Set all the material down again unchanged, without the pictures.

[Recorded data]
#####

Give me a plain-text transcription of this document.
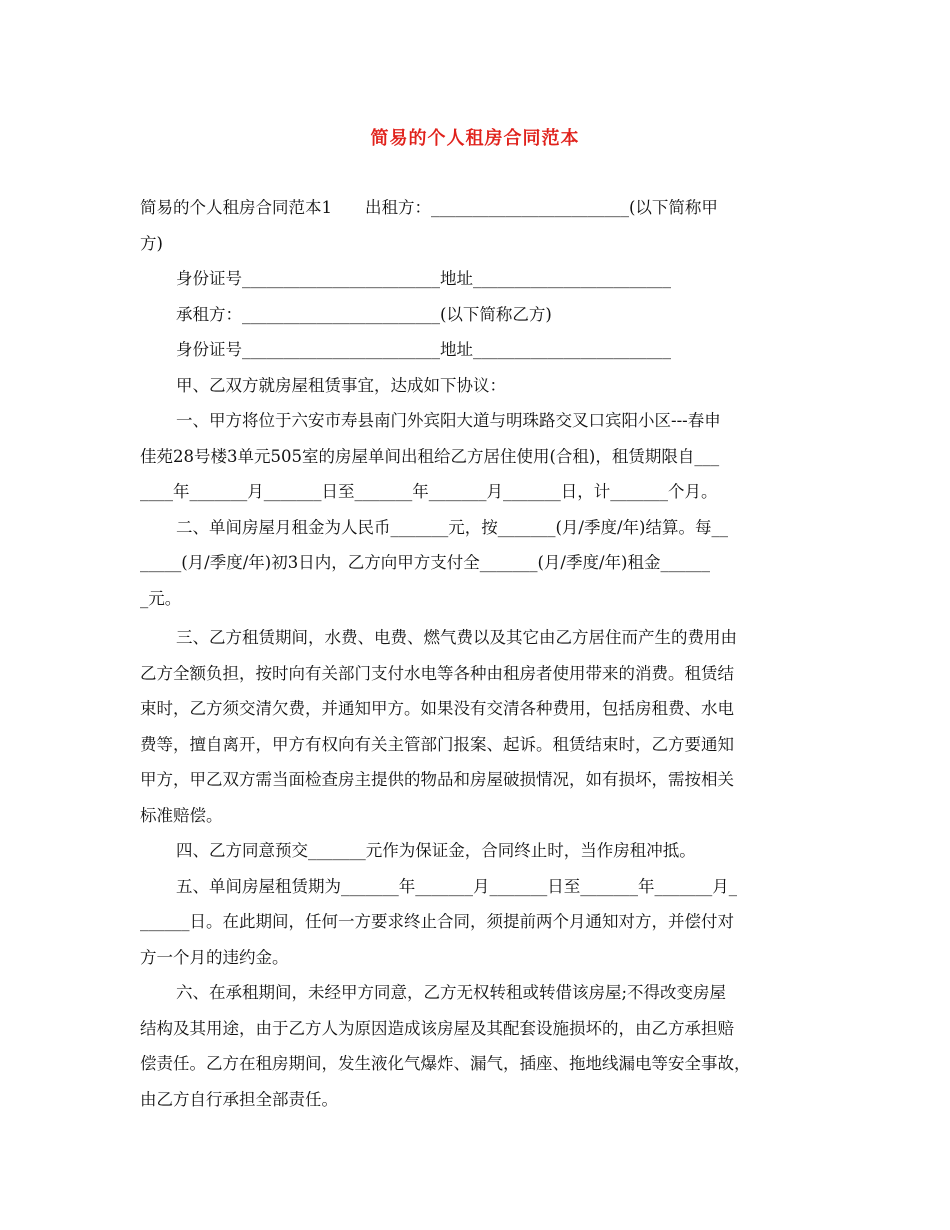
简易的个人租房合同范本
简易的个人租房合同范本1　　出租方：________________________(以下简称甲
方)
身份证号________________________地址________________________
承租方：________________________(以下简称乙方)
身份证号________________________地址________________________
甲、乙双方就房屋租赁事宜，达成如下协议：
一、甲方将位于六安市寿县南门外宾阳大道与明珠路交叉口宾阳小区---春申
佳苑28号楼3单元505室的房屋单间出租给乙方居住使用(合租)，租赁期限自___
____年_______月_______日至_______年_______月_______日，计_______个月。
二、单间房屋月租金为人民币_______元，按_______(月/季度/年)结算。每__
_____(月/季度/年)初3日内，乙方向甲方支付全_______(月/季度/年)租金______
_元。
三、乙方租赁期间，水费、电费、燃气费以及其它由乙方居住而产生的费用由
乙方全额负担，按时向有关部门支付水电等各种由租房者使用带来的消费。租赁结
束时，乙方须交清欠费，并通知甲方。如果没有交清各种费用，包括房租费、水电
费等，擅自离开，甲方有权向有关主管部门报案、起诉。租赁结束时，乙方要通知
甲方，甲乙双方需当面检查房主提供的物品和房屋破损情况，如有损坏，需按相关
标准赔偿。
四、乙方同意预交_______元作为保证金，合同终止时，当作房租冲抵。
五、单间房屋租赁期为_______年_______月_______日至_______年_______月_
______日。在此期间，任何一方要求终止合同，须提前两个月通知对方，并偿付对
方一个月的违约金。
六、在承租期间，未经甲方同意，乙方无权转租或转借该房屋;不得改变房屋
结构及其用途，由于乙方人为原因造成该房屋及其配套设施损坏的，由乙方承担赔
偿责任。乙方在租房期间，发生液化气爆炸、漏气，插座、拖地线漏电等安全事故，
由乙方自行承担全部责任。
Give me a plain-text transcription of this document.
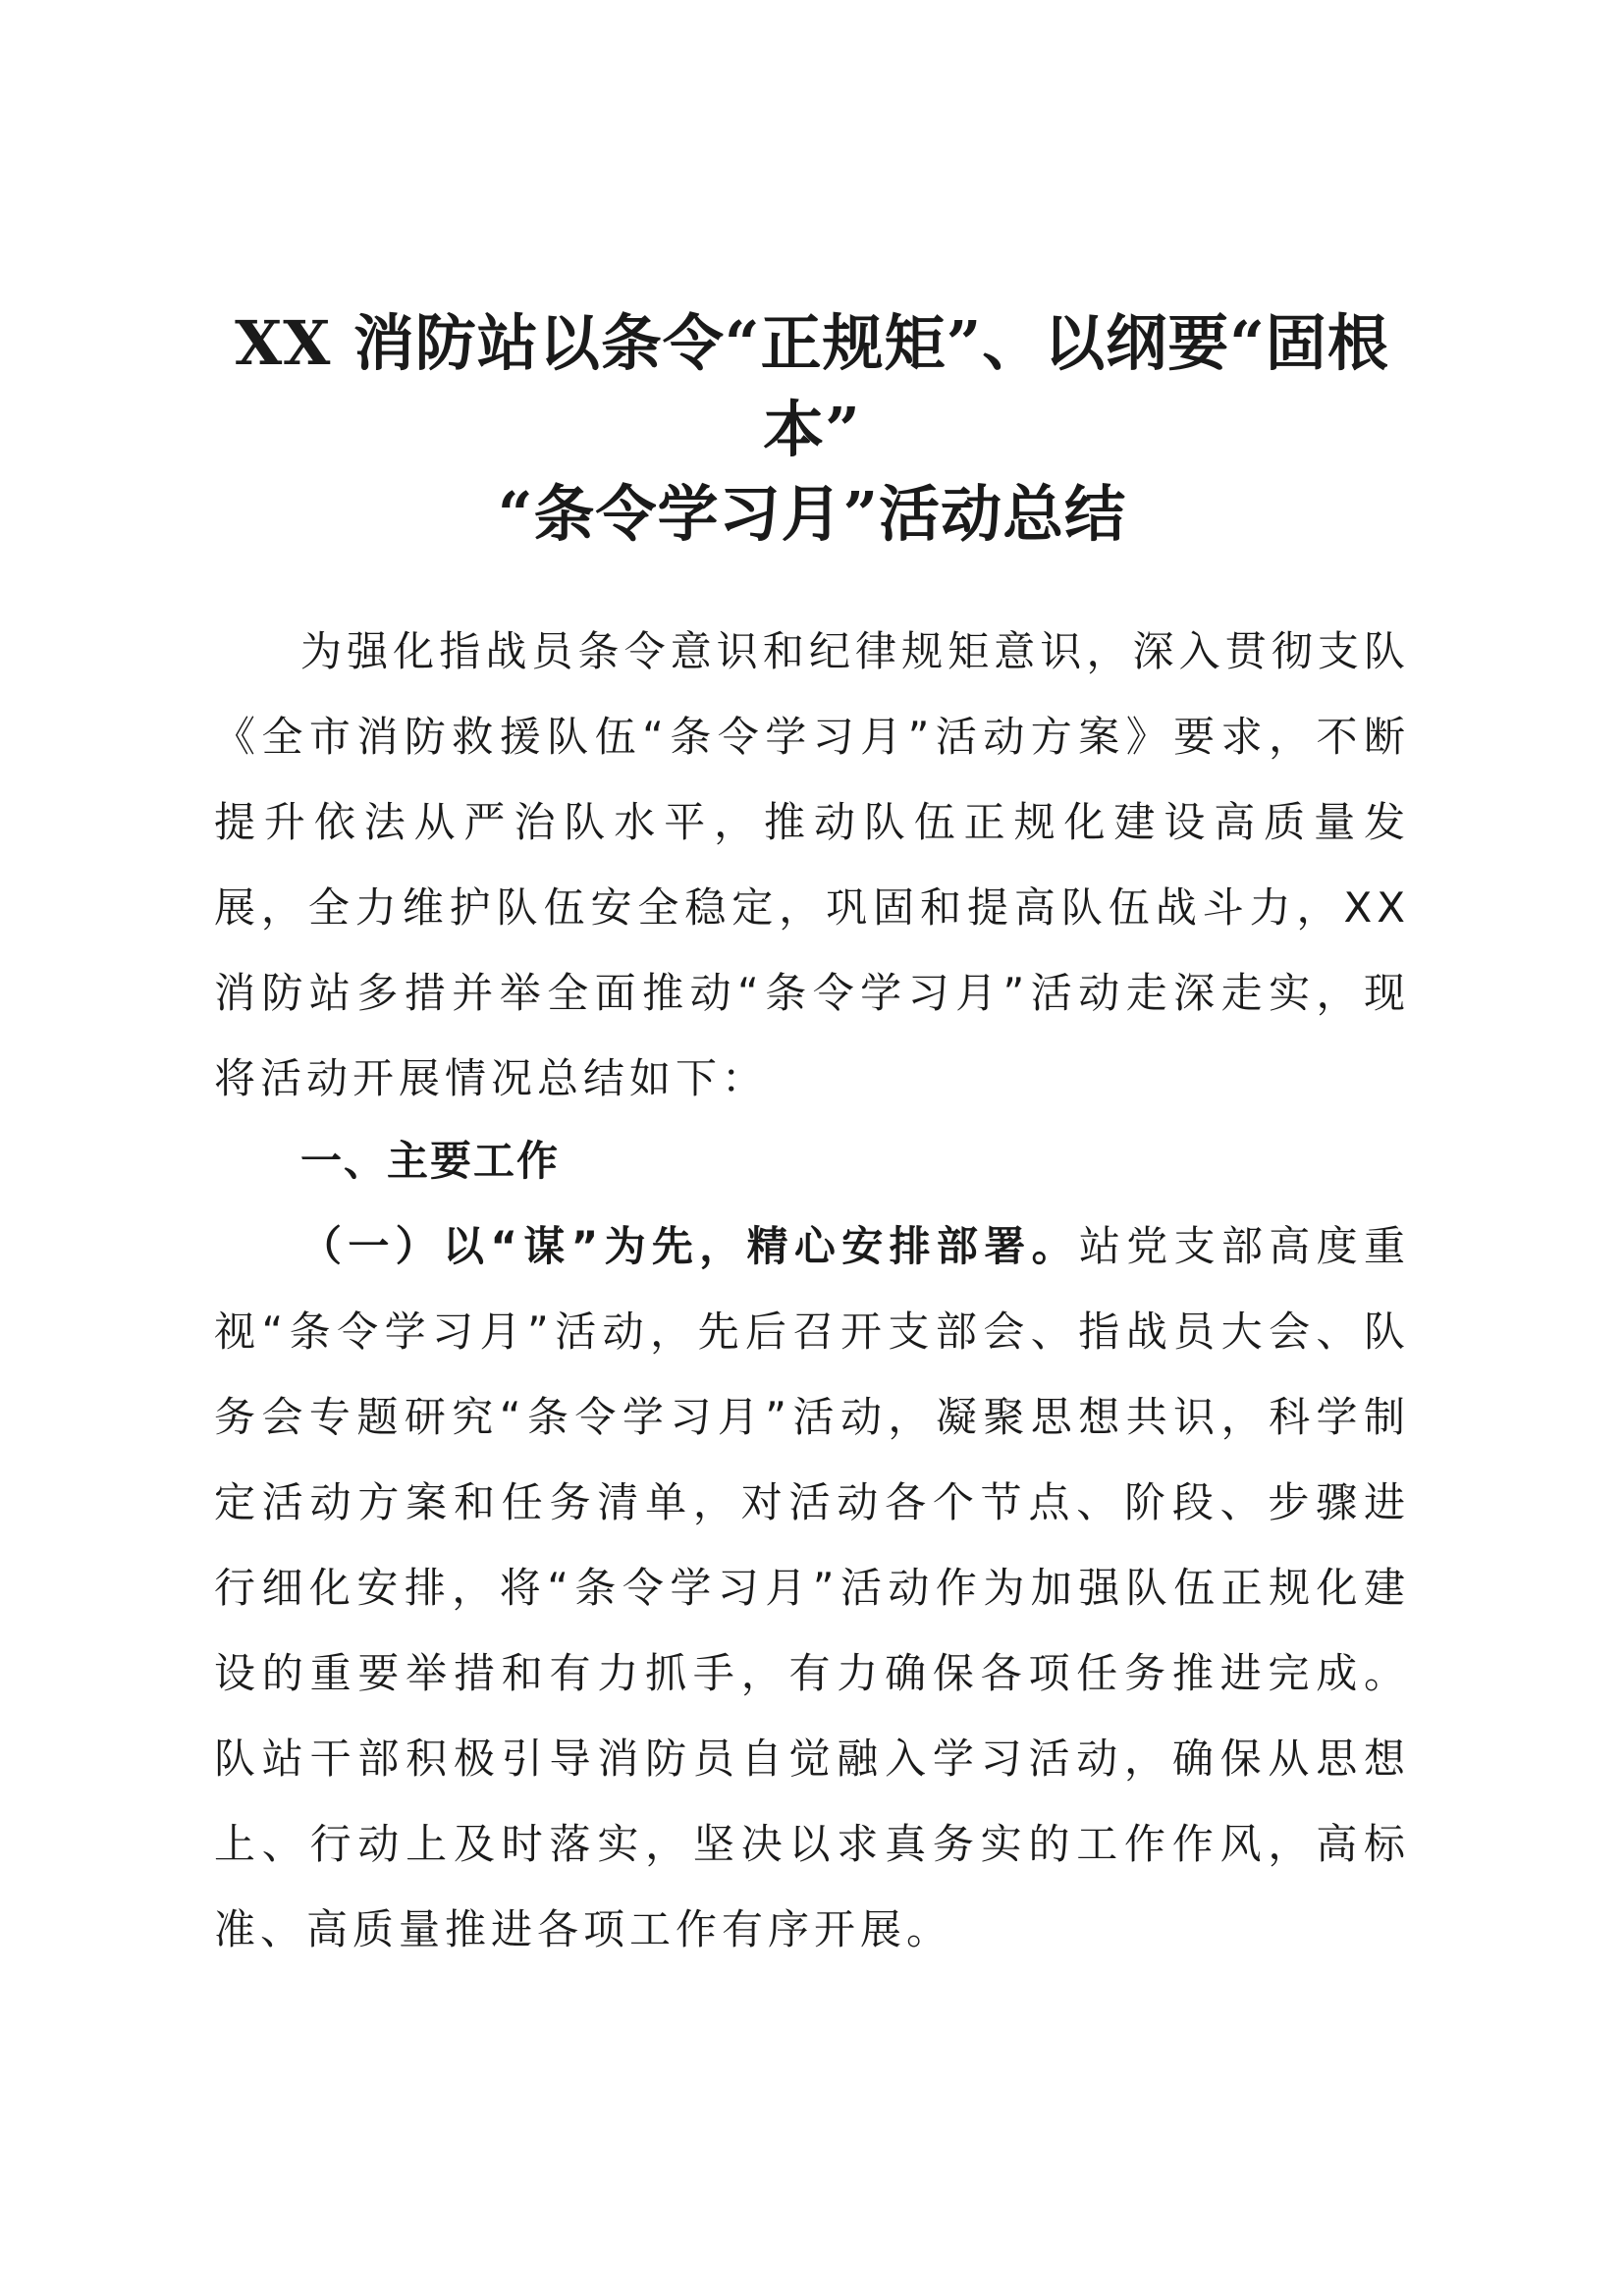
XX 消防站以条令“正规矩”、以纲要“固根本”
“条令学习月”活动总结

为强化指战员条令意识和纪律规矩意识，深入贯彻支队《全市消防救援队伍“条令学习月”活动方案》要求，不断提升依法从严治队水平，推动队伍正规化建设高质量发展，全力维护队伍安全稳定，巩固和提高队伍战斗力，XX 消防站多措并举全面推动“条令学习月”活动走深走实，现将活动开展情况总结如下：

一、主要工作

（一）以“谋”为先，精心安排部署。站党支部高度重视“条令学习月”活动，先后召开支部会、指战员大会、队务会专题研究“条令学习月”活动，凝聚思想共识，科学制定活动方案和任务清单，对活动各个节点、阶段、步骤进行细化安排，将“条令学习月”活动作为加强队伍正规化建设的重要举措和有力抓手，有力确保各项任务推进完成。队站干部积极引导消防员自觉融入学习活动，确保从思想上、行动上及时落实，坚决以求真务实的工作作风，高标准、高质量推进各项工作有序开展。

#####

**Response below**
Give me a plain-text transcription of this document.
简易的个人租房合同范本
简易的个人租房合同范本1　　出租方：________________________(以下简称甲
方)
身份证号________________________地址________________________
承租方：________________________(以下简称乙方)
身份证号________________________地址________________________
甲、乙双方就房屋租赁事宜，达成如下协议：
一、甲方将位于六安市寿县南门外宾阳大道与明珠路交叉口宾阳小区---春申
佳苑28号楼3单元505室的房屋单间出租给乙方居住使用(合租)，租赁期限自___
____年_______月_______日至_______年_______月_______日，计_______个月。
二、单间房屋月租金为人民币_______元，按_______(月/季度/年)结算。每__
_____(月/季度/年)初3日内，乙方向甲方支付全_______(月/季度/年)租金______
_元。
三、乙方租赁期间，水费、电费、燃气费以及其它由乙方居住而产生的费用由
乙方全额负担，按时向有关部门支付水电等各种由租房者使用带来的消费。租赁结
束时，乙方须交清欠费，并通知甲方。如果没有交清各种费用，包括房租费、水电
费等，擅自离开，甲方有权向有关主管部门报案、起诉。租赁结束时，乙方要通知
甲方，甲乙双方需当面检查房主提供的物品和房屋破损情况，如有损坏，需按相关
标准赔偿。
四、乙方同意预交_______元作为保证金，合同终止时，当作房租冲抵。
五、单间房屋租赁期为_______年_______月_______日至_______年_______月_
______日。在此期间，任何一方要求终止合同，须提前两个月通知对方，并偿付对
方一个月的违约金。
六、在承租期间，未经甲方同意，乙方无权转租或转借该房屋;不得改变房屋
结构及其用途，由于乙方人为原因造成该房屋及其配套设施损坏的，由乙方承担赔
偿责任。乙方在租房期间，发生液化气爆炸、漏气，插座、拖地线漏电等安全事故，
由乙方自行承担全部责任。
Give me a plain-text transcription of this document.
XX 消防站以条令“正规矩”、以纲要“固根本”
“条令学习月”活动总结

为强化指战员条令意识和纪律规矩意识，深入贯彻支队《全市消防救援队伍“条令学习月”活动方案》要求，不断提升依法从严治队水平，推动队伍正规化建设高质量发展，全力维护队伍安全稳定，巩固和提高队伍战斗力，XX 消防站多措并举全面推动“条令学习月”活动走深走实，现将活动开展情况总结如下：

一、主要工作

（一）以“谋”为先，精心安排部署。站党支部高度重视“条令学习月”活动，先后召开支部会、指战员大会、队务会专题研究“条令学习月”活动，凝聚思想共识，科学制定活动方案和任务清单，对活动各个节点、阶段、步骤进行细化安排，将“条令学习月”活动作为加强队伍正规化建设的重要举措和有力抓手，有力确保各项任务推进完成。队站干部积极引导消防员自觉融入学习活动，确保从思想上、行动上及时落实，坚决以求真务实的工作作风，高标准、高质量推进各项工作有序开展。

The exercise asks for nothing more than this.